» Records:
----------------

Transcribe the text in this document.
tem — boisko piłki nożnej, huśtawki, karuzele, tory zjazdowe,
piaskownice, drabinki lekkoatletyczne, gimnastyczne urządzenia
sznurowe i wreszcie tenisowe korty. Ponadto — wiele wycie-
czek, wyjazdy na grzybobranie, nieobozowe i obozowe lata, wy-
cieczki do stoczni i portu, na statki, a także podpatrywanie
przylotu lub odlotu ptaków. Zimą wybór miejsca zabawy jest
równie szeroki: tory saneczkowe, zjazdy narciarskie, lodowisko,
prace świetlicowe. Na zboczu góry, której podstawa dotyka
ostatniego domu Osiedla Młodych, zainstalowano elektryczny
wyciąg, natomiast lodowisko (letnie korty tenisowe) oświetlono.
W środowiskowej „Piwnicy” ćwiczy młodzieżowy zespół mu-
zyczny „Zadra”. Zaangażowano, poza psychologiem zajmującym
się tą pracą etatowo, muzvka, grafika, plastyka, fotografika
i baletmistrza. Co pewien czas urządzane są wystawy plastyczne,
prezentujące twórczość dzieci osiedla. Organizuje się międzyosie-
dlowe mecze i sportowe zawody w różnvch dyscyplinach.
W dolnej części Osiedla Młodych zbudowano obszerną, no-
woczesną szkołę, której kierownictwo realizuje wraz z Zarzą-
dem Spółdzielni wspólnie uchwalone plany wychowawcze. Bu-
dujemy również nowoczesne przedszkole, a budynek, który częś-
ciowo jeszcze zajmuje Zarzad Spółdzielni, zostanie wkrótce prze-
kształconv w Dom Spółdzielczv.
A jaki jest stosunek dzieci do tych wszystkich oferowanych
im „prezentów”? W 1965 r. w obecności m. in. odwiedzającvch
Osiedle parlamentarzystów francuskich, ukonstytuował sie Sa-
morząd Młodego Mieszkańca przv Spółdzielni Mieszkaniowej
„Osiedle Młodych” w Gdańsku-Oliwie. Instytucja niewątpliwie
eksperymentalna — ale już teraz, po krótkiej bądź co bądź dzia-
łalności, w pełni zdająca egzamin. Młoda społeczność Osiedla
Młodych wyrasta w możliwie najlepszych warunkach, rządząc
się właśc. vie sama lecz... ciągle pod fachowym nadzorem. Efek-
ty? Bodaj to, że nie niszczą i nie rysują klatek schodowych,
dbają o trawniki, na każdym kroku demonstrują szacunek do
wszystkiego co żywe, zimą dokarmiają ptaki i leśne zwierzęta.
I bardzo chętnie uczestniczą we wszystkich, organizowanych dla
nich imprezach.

----------------

» Your goal: Write an exact transcription of every entry above.

» Complete response:
Transcribe the text in this document.
tem — boisko piłki nożnej, huśtawki, karuzele, tory zjazdowe,
piaskownice, drabinki lekkoatletyczne, gimnastyczne urządzenia
sznurowe i wreszcie tenisowe korty. Ponadto — wiele wycie-
czek, wyjazdy na grzybobranie, nieobozowe i obozowe lata, wy-
cieczki do stoczni i portu, na statki, a także podpatrywanie
przylotu lub odlotu ptaków. Zimą wybór miejsca zabawy jest
równie szeroki: tory saneczkowe, zjazdy narciarskie, lodowisko,
prace świetlicowe. Na zboczu góry, której podstawa dotyka
ostatniego domu Osiedla Młodych, zainstalowano elektryczny
wyciąg, natomiast lodowisko (letnie korty tenisowe) oświetlono.
W środowiskowej „Piwnicy” ćwiczy młodzieżowy zespół mu-
zyczny „Zadra”. Zaangażowano, poza psychologiem zajmującym
się tą pracą etatowo, muzvka, grafika, plastyka, fotografika
i baletmistrza. Co pewien czas urządzane są wystawy plastyczne,
prezentujące twórczość dzieci osiedla. Organizuje się międzyosie-
dlowe mecze i sportowe zawody w różnvch dyscyplinach.
W dolnej części Osiedla Młodych zbudowano obszerną, no-
woczesną szkołę, której kierownictwo realizuje wraz z Zarzą-
dem Spółdzielni wspólnie uchwalone plany wychowawcze. Bu-
dujemy również nowoczesne przedszkole, a budynek, który częś-
ciowo jeszcze zajmuje Zarzad Spółdzielni, zostanie wkrótce prze-
kształconv w Dom Spółdzielczv.
A jaki jest stosunek dzieci do tych wszystkich oferowanych
im „prezentów”? W 1965 r. w obecności m. in. odwiedzającvch
Osiedle parlamentarzystów francuskich, ukonstytuował sie Sa-
morząd Młodego Mieszkańca przv Spółdzielni Mieszkaniowej
„Osiedle Młodych” w Gdańsku-Oliwie. Instytucja niewątpliwie
eksperymentalna — ale już teraz, po krótkiej bądź co bądź dzia-
łalności, w pełni zdająca egzamin. Młoda społeczność Osiedla
Młodych wyrasta w możliwie najlepszych warunkach, rządząc
się właśc. vie sama lecz... ciągle pod fachowym nadzorem. Efek-
ty? Bodaj to, że nie niszczą i nie rysują klatek schodowych,
dbają o trawniki, na każdym kroku demonstrują szacunek do
wszystkiego co żywe, zimą dokarmiają ptaki i leśne zwierzęta.
I bardzo chętnie uczestniczą we wszystkich, organizowanych dla
nich imprezach.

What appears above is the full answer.